Dataset rows:
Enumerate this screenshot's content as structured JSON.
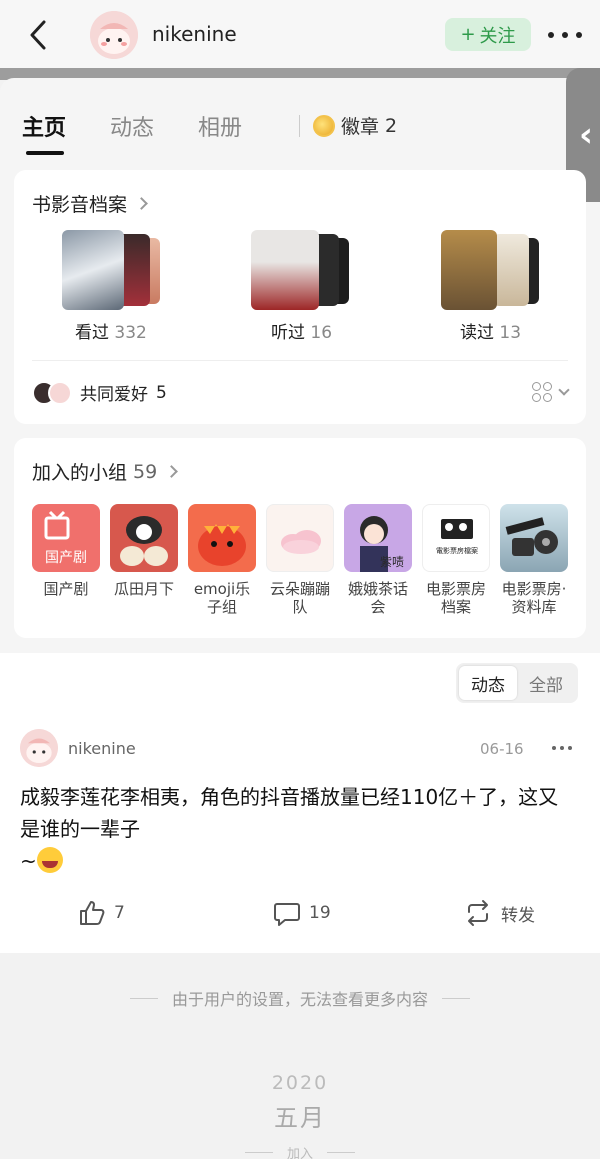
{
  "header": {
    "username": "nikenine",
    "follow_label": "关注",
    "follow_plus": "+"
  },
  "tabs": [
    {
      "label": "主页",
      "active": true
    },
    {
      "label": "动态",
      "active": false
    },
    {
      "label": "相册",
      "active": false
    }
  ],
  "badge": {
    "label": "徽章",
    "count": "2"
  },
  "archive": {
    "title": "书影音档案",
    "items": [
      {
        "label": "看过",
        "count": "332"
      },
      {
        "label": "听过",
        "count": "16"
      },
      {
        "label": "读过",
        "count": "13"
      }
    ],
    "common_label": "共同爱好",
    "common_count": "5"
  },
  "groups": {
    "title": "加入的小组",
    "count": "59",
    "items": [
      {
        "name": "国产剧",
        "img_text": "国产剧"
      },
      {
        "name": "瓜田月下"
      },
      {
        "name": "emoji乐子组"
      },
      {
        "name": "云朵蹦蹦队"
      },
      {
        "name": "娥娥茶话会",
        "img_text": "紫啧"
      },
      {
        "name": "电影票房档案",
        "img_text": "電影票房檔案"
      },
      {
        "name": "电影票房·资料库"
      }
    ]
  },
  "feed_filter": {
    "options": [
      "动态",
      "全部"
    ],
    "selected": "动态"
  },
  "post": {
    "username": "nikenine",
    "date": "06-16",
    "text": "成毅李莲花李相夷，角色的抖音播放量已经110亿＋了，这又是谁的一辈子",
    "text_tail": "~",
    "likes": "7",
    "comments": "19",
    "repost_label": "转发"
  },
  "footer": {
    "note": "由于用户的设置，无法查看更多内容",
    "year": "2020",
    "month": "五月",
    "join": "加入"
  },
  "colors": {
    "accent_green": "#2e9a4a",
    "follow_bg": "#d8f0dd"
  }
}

Description of the task:
Omit each picture, then return all of the listing exactly as it stands.

Result for this exercise:
Enumerate this screenshot's content as structured JSON.
{
  "header": {
    "username": "nikenine",
    "follow_label": "关注",
    "follow_plus": "+"
  },
  "tabs": [
    {
      "label": "主页",
      "active": true
    },
    {
      "label": "动态",
      "active": false
    },
    {
      "label": "相册",
      "active": false
    }
  ],
  "badge": {
    "label": "徽章",
    "count": "2"
  },
  "archive": {
    "title": "书影音档案",
    "items": [
      {
        "label": "看过",
        "count": "332"
      },
      {
        "label": "听过",
        "count": "16"
      },
      {
        "label": "读过",
        "count": "13"
      }
    ],
    "common_label": "共同爱好",
    "common_count": "5"
  },
  "groups": {
    "title": "加入的小组",
    "count": "59",
    "items": [
      {
        "name": "国产剧",
        "img_text": "国产剧"
      },
      {
        "name": "瓜田月下"
      },
      {
        "name": "emoji乐子组"
      },
      {
        "name": "云朵蹦蹦队"
      },
      {
        "name": "娥娥茶话会",
        "img_text": "紫啧"
      },
      {
        "name": "电影票房档案",
        "img_text": "電影票房檔案"
      },
      {
        "name": "电影票房·资料库"
      }
    ]
  },
  "feed_filter": {
    "options": [
      "动态",
      "全部"
    ],
    "selected": "动态"
  },
  "post": {
    "username": "nikenine",
    "date": "06-16",
    "text": "成毅李莲花李相夷，角色的抖音播放量已经110亿＋了，这又是谁的一辈子",
    "text_tail": "~",
    "likes": "7",
    "comments": "19",
    "repost_label": "转发"
  },
  "footer": {
    "note": "由于用户的设置，无法查看更多内容",
    "year": "2020",
    "month": "五月",
    "join": "加入"
  },
  "colors": {
    "accent_green": "#2e9a4a",
    "follow_bg": "#d8f0dd"
  }
}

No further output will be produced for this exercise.